The History of Professional Road Cycling

by Jean-François Mignot

Abstract:

Why did cycling become professional as early as the late nineteenth century, while other sports (such as rugby) and other sport events (such as the Olympic Games) remained amateur until the 1980s? Why are the organizers of the most important bicycle races private companies, while in other sports such as soccer the main event organizer is a nonprofit organization? To what extent have bicycle races changed since the late nineteenth century? And how does cycling reflect long-term economic changes? The history of professional road cycling helps answer these questions and understand many related phenomena. This chapter provides a long-term, historical perspective on (1) professional road cycling’s economic agents, i.e., the public, race organizers, team sponsors and riders, and the relationships amongst them; (2) cycling’s governing body, the International Cycling Union; and (3) professional cycling’s final product, i.e., the show of bicycle races. More precisely, the chapter mostly focuses on the history of male professional road cycling in Western Europe since the late nineteenth century. It is founded on both an analysis of quantitative time series on the Grand Tours (and, to some extent, the classics) and a review of the existing literature on the history of professional cycling, whether economic history, institutional history, cultural history, or sport history.

URL: http://EconPapers.repec.org/RePEc:hal:journl:halshs-01326719

Distributed by NEP-HIS on 2016-10-02

Revised by: Stefano Tijerina, Ph.D.

▶ _INFORMATION SUPPLIED_:
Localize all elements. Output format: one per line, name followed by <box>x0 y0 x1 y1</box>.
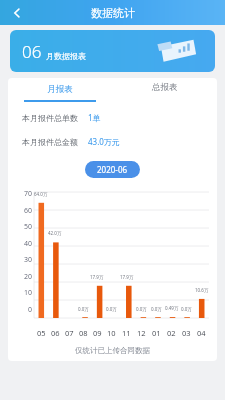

▶ _WORK TO DO_:
1. In the cycling history abstract, what is the name of cycling's governing body?
2. Go on with the cycling history abstract, starting right after its final line.

▶ _SOLVED PROBLEMS_:
1. The International Cycling Union.

2.
The professionalization and commercialization of sports illustrates the forces of capitalism in action, as its culture and institutional structures transition from the local to the global in response to the demands of the market and the increasing interdependence among multiple private and public stakeholders. In his brief history of professional road cycling Jean-François Mignot demonstrates how the sport is transformed throughout the twentieth century as it transitioned from amateur to professional. Mignot argues that the professionalization of this sport anticipated many other international sports because the forces of capitalism pressured the athletes to abandon their amateur status early on in order to secure an income.[1] His research reveals the early infiltration of the private sector within the culture of cycling in Europe, the institutional transformation of the sport, the market’s impact on the institutional structure of bicycle racing, and its integration into the global system. Ultimately, his historic analysis allows the possibility of drawing parallels with the processes of transformation experienced by other goods, commodities, and services that adapted to the inevitable pressures of the expansion of capitalism.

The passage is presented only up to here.